__Exercise goal__:
Will you give the material below again, every line exactly as it is?

__Supplied material__:
============================================================

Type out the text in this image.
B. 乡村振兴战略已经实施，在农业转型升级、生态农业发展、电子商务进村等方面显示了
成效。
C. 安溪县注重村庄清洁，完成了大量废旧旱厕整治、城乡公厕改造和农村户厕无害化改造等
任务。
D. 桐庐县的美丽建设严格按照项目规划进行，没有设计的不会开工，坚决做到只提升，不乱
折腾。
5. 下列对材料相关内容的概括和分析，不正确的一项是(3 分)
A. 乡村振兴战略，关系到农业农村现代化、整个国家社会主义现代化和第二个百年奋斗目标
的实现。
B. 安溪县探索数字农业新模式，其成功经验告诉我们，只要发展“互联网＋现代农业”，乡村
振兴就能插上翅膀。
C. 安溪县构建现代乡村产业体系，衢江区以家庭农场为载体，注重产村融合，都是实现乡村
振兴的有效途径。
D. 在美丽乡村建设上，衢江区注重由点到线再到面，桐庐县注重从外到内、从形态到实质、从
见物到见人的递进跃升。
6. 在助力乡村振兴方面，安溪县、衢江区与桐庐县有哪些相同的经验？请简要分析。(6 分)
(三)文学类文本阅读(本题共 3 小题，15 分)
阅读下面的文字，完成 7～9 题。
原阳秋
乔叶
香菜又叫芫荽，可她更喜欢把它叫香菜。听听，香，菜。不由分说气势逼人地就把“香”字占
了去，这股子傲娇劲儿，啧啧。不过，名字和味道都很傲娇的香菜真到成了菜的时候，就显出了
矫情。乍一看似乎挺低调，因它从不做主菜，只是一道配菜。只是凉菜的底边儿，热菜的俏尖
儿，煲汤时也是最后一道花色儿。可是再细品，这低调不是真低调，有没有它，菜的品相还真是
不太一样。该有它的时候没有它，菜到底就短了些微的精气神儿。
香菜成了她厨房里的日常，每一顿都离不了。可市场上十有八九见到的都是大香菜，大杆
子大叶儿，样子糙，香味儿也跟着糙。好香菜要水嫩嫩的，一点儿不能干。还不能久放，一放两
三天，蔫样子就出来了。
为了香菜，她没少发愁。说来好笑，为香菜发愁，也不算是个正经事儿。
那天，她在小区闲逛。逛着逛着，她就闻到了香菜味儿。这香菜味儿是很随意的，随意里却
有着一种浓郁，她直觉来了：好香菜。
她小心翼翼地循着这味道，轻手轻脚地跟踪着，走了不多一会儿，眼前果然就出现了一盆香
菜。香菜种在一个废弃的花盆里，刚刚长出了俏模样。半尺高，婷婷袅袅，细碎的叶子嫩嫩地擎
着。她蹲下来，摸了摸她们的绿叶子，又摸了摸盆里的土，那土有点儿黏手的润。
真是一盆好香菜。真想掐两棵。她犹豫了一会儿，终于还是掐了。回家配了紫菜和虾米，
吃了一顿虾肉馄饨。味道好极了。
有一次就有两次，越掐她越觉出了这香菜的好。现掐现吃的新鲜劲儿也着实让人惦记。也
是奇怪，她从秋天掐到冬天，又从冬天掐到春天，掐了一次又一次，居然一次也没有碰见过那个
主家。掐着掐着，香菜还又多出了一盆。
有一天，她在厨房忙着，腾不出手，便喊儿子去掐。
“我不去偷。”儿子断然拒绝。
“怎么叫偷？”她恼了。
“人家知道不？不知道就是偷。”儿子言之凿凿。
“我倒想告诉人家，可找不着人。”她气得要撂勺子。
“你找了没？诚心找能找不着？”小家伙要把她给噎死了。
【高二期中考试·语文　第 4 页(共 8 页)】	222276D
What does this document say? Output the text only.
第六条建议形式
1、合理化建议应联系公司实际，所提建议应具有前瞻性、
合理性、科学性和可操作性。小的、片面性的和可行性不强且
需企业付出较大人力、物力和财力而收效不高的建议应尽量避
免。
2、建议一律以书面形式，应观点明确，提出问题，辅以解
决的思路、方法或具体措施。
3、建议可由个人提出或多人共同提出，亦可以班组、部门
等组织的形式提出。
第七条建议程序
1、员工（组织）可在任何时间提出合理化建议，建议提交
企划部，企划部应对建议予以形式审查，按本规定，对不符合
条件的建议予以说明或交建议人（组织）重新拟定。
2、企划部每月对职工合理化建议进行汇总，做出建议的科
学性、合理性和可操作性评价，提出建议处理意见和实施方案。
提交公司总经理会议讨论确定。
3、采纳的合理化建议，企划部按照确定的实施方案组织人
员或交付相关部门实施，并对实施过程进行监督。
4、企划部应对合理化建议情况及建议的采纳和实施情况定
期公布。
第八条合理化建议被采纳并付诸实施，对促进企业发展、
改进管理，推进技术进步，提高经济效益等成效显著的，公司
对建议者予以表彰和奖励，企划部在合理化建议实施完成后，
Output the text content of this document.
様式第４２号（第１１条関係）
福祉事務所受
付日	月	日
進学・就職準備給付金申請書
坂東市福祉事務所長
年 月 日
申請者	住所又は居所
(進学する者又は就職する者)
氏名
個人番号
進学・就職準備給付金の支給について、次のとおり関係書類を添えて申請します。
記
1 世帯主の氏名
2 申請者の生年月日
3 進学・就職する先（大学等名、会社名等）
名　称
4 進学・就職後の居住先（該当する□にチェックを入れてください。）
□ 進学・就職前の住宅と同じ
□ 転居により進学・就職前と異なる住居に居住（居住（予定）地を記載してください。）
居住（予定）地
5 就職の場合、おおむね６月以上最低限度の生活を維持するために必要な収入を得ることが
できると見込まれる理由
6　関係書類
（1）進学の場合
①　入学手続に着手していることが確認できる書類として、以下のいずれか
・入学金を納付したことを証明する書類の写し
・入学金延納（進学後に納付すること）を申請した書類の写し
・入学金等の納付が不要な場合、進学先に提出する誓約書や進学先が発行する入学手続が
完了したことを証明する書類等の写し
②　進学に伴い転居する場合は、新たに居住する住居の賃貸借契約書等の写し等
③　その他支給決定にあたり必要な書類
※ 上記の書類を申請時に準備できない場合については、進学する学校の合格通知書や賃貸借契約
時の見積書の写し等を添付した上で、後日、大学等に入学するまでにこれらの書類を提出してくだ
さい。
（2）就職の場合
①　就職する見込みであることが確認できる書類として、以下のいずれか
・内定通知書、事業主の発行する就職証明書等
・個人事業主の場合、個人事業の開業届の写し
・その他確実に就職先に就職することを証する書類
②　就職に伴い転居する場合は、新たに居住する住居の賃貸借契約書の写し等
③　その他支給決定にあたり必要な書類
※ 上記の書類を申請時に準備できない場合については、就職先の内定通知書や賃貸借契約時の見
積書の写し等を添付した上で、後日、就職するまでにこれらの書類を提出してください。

============================================================

__Answer to this task__:
Type out the text in this image.
B. 乡村振兴战略已经实施，在农业转型升级、生态农业发展、电子商务进村等方面显示了
成效。
C. 安溪县注重村庄清洁，完成了大量废旧旱厕整治、城乡公厕改造和农村户厕无害化改造等
任务。
D. 桐庐县的美丽建设严格按照项目规划进行，没有设计的不会开工，坚决做到只提升，不乱
折腾。
5. 下列对材料相关内容的概括和分析，不正确的一项是(3 分)
A. 乡村振兴战略，关系到农业农村现代化、整个国家社会主义现代化和第二个百年奋斗目标
的实现。
B. 安溪县探索数字农业新模式，其成功经验告诉我们，只要发展“互联网＋现代农业”，乡村
振兴就能插上翅膀。
C. 安溪县构建现代乡村产业体系，衢江区以家庭农场为载体，注重产村融合，都是实现乡村
振兴的有效途径。
D. 在美丽乡村建设上，衢江区注重由点到线再到面，桐庐县注重从外到内、从形态到实质、从
见物到见人的递进跃升。
6. 在助力乡村振兴方面，安溪县、衢江区与桐庐县有哪些相同的经验？请简要分析。(6 分)
(三)文学类文本阅读(本题共 3 小题，15 分)
阅读下面的文字，完成 7～9 题。
原阳秋
乔叶
香菜又叫芫荽，可她更喜欢把它叫香菜。听听，香，菜。不由分说气势逼人地就把“香”字占
了去，这股子傲娇劲儿，啧啧。不过，名字和味道都很傲娇的香菜真到成了菜的时候，就显出了
矫情。乍一看似乎挺低调，因它从不做主菜，只是一道配菜。只是凉菜的底边儿，热菜的俏尖
儿，煲汤时也是最后一道花色儿。可是再细品，这低调不是真低调，有没有它，菜的品相还真是
不太一样。该有它的时候没有它，菜到底就短了些微的精气神儿。
香菜成了她厨房里的日常，每一顿都离不了。可市场上十有八九见到的都是大香菜，大杆
子大叶儿，样子糙，香味儿也跟着糙。好香菜要水嫩嫩的，一点儿不能干。还不能久放，一放两
三天，蔫样子就出来了。
为了香菜，她没少发愁。说来好笑，为香菜发愁，也不算是个正经事儿。
那天，她在小区闲逛。逛着逛着，她就闻到了香菜味儿。这香菜味儿是很随意的，随意里却
有着一种浓郁，她直觉来了：好香菜。
她小心翼翼地循着这味道，轻手轻脚地跟踪着，走了不多一会儿，眼前果然就出现了一盆香
菜。香菜种在一个废弃的花盆里，刚刚长出了俏模样。半尺高，婷婷袅袅，细碎的叶子嫩嫩地擎
着。她蹲下来，摸了摸她们的绿叶子，又摸了摸盆里的土，那土有点儿黏手的润。
真是一盆好香菜。真想掐两棵。她犹豫了一会儿，终于还是掐了。回家配了紫菜和虾米，
吃了一顿虾肉馄饨。味道好极了。
有一次就有两次，越掐她越觉出了这香菜的好。现掐现吃的新鲜劲儿也着实让人惦记。也
是奇怪，她从秋天掐到冬天，又从冬天掐到春天，掐了一次又一次，居然一次也没有碰见过那个
主家。掐着掐着，香菜还又多出了一盆。
有一天，她在厨房忙着，腾不出手，便喊儿子去掐。
“我不去偷。”儿子断然拒绝。
“怎么叫偷？”她恼了。
“人家知道不？不知道就是偷。”儿子言之凿凿。
“我倒想告诉人家，可找不着人。”她气得要撂勺子。
“你找了没？诚心找能找不着？”小家伙要把她给噎死了。
【高二期中考试·语文　第 4 页(共 8 页)】	222276D
What does this document say? Output the text only.
第六条建议形式
1、合理化建议应联系公司实际，所提建议应具有前瞻性、
合理性、科学性和可操作性。小的、片面性的和可行性不强且
需企业付出较大人力、物力和财力而收效不高的建议应尽量避
免。
2、建议一律以书面形式，应观点明确，提出问题，辅以解
决的思路、方法或具体措施。
3、建议可由个人提出或多人共同提出，亦可以班组、部门
等组织的形式提出。
第七条建议程序
1、员工（组织）可在任何时间提出合理化建议，建议提交
企划部，企划部应对建议予以形式审查，按本规定，对不符合
条件的建议予以说明或交建议人（组织）重新拟定。
2、企划部每月对职工合理化建议进行汇总，做出建议的科
学性、合理性和可操作性评价，提出建议处理意见和实施方案。
提交公司总经理会议讨论确定。
3、采纳的合理化建议，企划部按照确定的实施方案组织人
员或交付相关部门实施，并对实施过程进行监督。
4、企划部应对合理化建议情况及建议的采纳和实施情况定
期公布。
第八条合理化建议被采纳并付诸实施，对促进企业发展、
改进管理，推进技术进步，提高经济效益等成效显著的，公司
对建议者予以表彰和奖励，企划部在合理化建议实施完成后，
Output the text content of this document.
様式第４２号（第１１条関係）
福祉事務所受
付日	月	日
進学・就職準備給付金申請書
坂東市福祉事務所長
年 月 日
申請者	住所又は居所
(進学する者又は就職する者)
氏名
個人番号
進学・就職準備給付金の支給について、次のとおり関係書類を添えて申請します。
記
1 世帯主の氏名
2 申請者の生年月日
3 進学・就職する先（大学等名、会社名等）
名　称
4 進学・就職後の居住先（該当する□にチェックを入れてください。）
□ 進学・就職前の住宅と同じ
□ 転居により進学・就職前と異なる住居に居住（居住（予定）地を記載してください。）
居住（予定）地
5 就職の場合、おおむね６月以上最低限度の生活を維持するために必要な収入を得ることが
できると見込まれる理由
6　関係書類
（1）進学の場合
①　入学手続に着手していることが確認できる書類として、以下のいずれか
・入学金を納付したことを証明する書類の写し
・入学金延納（進学後に納付すること）を申請した書類の写し
・入学金等の納付が不要な場合、進学先に提出する誓約書や進学先が発行する入学手続が
完了したことを証明する書類等の写し
②　進学に伴い転居する場合は、新たに居住する住居の賃貸借契約書等の写し等
③　その他支給決定にあたり必要な書類
※ 上記の書類を申請時に準備できない場合については、進学する学校の合格通知書や賃貸借契約
時の見積書の写し等を添付した上で、後日、大学等に入学するまでにこれらの書類を提出してくだ
さい。
（2）就職の場合
①　就職する見込みであることが確認できる書類として、以下のいずれか
・内定通知書、事業主の発行する就職証明書等
・個人事業主の場合、個人事業の開業届の写し
・その他確実に就職先に就職することを証する書類
②　就職に伴い転居する場合は、新たに居住する住居の賃貸借契約書の写し等
③　その他支給決定にあたり必要な書類
※ 上記の書類を申請時に準備できない場合については、就職先の内定通知書や賃貸借契約時の見
積書の写し等を添付した上で、後日、就職するまでにこれらの書類を提出してください。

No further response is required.